Collection entries -
....
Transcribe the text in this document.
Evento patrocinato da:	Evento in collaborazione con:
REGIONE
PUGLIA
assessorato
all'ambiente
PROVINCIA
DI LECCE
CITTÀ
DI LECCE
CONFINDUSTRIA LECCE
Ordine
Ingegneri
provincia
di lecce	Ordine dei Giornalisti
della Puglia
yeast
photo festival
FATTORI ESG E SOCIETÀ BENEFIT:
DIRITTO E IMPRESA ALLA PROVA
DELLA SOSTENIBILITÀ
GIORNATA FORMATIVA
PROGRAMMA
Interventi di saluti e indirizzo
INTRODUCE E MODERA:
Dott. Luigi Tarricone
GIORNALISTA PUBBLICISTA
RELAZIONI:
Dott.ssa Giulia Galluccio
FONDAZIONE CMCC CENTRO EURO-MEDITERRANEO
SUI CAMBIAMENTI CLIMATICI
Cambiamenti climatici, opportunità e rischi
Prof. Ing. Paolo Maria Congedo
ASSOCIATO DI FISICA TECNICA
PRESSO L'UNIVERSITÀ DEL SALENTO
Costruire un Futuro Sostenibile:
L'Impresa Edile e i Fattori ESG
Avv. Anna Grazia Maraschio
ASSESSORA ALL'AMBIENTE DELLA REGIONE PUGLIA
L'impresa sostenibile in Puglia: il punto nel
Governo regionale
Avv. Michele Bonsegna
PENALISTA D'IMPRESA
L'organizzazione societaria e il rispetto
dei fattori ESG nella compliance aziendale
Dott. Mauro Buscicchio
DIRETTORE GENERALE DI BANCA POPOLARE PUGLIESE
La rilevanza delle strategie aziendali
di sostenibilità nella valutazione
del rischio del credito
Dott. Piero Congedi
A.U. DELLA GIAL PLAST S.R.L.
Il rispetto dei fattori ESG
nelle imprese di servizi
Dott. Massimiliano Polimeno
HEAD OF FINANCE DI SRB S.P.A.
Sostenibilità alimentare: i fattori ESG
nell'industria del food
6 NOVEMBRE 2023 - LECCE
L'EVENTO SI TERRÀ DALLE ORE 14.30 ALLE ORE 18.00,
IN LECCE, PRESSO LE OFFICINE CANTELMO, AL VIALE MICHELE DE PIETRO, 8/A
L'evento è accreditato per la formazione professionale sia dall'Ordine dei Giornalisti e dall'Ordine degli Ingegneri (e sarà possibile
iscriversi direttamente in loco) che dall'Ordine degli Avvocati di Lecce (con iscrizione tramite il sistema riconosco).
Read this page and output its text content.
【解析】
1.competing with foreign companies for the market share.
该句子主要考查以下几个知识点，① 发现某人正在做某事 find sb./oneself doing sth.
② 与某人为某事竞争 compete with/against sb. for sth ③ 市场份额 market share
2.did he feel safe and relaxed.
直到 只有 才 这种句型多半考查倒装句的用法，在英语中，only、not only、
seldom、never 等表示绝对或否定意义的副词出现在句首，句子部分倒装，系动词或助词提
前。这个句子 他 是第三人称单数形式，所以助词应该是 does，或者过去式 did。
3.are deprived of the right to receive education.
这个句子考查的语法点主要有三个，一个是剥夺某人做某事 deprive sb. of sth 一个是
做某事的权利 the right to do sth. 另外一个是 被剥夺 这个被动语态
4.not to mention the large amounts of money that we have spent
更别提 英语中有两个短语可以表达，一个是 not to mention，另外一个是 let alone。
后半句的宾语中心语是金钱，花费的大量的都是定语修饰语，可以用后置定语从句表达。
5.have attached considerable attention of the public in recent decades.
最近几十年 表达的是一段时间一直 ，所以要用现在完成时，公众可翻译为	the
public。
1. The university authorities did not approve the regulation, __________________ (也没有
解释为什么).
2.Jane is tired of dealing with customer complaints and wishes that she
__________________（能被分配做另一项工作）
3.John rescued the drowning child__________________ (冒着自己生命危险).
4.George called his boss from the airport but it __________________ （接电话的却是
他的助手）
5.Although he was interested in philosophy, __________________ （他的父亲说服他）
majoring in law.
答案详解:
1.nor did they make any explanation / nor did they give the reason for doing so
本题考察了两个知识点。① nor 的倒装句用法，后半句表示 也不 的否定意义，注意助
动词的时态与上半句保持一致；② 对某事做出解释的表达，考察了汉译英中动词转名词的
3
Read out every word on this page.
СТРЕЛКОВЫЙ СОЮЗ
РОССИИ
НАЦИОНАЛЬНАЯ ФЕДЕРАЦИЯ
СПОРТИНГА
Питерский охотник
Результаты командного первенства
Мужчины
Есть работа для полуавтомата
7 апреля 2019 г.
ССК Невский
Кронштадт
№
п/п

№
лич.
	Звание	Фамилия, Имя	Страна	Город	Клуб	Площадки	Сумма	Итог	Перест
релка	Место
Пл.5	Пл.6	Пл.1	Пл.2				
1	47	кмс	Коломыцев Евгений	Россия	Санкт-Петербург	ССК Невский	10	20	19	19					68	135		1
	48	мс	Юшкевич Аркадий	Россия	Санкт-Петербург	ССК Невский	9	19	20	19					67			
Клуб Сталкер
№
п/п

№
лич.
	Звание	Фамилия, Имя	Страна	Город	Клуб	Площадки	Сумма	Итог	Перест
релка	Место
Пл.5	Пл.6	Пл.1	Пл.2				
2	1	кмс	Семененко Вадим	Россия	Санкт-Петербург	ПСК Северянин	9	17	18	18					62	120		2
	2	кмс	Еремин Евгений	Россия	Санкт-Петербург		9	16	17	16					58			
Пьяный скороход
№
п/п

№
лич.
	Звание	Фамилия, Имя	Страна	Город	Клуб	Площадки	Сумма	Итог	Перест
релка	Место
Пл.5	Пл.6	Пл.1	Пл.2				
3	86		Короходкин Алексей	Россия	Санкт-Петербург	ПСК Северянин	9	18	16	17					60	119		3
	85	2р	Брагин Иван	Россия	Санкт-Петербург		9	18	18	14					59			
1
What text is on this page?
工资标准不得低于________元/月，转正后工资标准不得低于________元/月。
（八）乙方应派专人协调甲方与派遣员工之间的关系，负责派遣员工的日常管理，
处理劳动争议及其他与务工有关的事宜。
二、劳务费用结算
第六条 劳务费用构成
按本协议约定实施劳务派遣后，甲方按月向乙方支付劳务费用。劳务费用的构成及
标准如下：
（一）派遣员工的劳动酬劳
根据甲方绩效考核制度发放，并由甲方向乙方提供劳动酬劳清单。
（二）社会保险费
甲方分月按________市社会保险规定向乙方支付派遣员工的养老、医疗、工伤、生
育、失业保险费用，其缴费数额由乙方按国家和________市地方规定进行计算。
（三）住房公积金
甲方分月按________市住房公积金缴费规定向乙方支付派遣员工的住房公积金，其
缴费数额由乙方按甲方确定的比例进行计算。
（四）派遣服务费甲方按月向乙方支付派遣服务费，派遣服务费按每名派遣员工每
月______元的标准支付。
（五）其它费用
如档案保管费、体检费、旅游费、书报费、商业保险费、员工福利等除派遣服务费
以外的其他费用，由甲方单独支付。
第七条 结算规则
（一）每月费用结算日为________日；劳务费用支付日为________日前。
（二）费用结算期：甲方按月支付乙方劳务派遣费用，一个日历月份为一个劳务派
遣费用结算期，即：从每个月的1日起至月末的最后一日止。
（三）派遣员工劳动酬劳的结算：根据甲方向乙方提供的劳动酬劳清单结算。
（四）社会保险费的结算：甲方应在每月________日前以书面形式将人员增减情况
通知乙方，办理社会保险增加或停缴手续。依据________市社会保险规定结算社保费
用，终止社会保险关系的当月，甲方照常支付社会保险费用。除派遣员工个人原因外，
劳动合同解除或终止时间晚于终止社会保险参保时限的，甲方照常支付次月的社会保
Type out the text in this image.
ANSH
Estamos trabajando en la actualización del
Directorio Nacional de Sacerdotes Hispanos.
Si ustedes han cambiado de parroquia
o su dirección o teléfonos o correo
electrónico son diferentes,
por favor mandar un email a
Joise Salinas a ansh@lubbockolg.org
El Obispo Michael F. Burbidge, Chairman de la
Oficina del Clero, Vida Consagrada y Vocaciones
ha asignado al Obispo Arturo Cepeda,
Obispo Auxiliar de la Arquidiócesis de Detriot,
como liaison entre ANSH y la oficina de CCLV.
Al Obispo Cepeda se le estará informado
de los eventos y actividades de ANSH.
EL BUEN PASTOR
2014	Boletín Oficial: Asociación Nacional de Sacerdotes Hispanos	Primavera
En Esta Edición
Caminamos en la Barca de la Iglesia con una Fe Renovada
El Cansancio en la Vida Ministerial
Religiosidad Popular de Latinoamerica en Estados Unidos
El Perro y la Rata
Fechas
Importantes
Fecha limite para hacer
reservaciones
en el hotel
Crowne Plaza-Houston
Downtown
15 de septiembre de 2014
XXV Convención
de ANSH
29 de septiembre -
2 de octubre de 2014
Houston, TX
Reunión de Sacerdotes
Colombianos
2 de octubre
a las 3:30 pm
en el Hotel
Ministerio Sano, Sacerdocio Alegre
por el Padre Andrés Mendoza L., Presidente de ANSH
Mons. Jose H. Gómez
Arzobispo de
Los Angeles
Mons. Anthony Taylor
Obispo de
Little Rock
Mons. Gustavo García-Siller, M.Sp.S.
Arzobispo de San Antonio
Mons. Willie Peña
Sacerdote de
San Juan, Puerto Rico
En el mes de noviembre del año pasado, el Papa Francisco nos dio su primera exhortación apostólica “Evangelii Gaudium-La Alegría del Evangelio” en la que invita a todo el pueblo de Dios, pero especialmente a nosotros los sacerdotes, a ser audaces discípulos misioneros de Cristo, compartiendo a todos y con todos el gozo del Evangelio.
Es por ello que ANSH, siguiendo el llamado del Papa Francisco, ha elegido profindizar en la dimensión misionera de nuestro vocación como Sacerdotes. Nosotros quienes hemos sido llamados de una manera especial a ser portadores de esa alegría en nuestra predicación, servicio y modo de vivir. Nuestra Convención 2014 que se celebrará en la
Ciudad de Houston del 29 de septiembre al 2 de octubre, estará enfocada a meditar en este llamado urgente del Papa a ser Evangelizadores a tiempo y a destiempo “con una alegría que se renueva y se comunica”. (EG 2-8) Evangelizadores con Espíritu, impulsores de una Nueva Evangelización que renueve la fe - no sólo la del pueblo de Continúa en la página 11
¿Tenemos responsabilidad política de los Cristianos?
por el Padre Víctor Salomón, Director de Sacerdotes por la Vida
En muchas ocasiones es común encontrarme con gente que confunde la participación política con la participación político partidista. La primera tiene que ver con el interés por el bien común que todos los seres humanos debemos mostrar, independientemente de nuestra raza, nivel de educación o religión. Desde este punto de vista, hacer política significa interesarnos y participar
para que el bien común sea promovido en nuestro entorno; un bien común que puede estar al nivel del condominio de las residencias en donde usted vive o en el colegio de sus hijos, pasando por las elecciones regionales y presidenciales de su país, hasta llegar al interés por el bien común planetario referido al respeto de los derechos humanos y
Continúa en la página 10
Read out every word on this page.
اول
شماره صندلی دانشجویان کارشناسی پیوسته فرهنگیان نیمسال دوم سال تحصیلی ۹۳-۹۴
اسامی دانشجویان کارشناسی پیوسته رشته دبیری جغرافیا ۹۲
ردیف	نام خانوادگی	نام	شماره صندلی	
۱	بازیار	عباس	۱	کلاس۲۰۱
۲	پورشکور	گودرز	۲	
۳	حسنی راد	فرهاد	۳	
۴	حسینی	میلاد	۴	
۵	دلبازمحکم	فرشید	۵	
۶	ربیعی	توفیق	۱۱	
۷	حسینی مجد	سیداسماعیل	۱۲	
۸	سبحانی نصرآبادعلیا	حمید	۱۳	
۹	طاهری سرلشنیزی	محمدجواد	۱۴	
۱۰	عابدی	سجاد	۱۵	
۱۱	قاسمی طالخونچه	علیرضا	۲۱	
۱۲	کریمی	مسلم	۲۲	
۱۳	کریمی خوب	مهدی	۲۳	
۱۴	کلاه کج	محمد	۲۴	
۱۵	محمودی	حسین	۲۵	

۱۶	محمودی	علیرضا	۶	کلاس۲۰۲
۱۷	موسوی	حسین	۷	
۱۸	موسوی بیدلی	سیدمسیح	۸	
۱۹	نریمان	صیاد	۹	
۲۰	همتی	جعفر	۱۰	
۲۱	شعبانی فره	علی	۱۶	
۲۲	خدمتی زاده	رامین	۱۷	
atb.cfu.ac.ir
....
Description of the task - Collect every line from the records above that contains the word "Nacional".

Expected output -
Directorio Nacional de Sacerdotes Hispanos.
2014	Boletín Oficial: Asociación Nacional de Sacerdotes Hispanos	Primavera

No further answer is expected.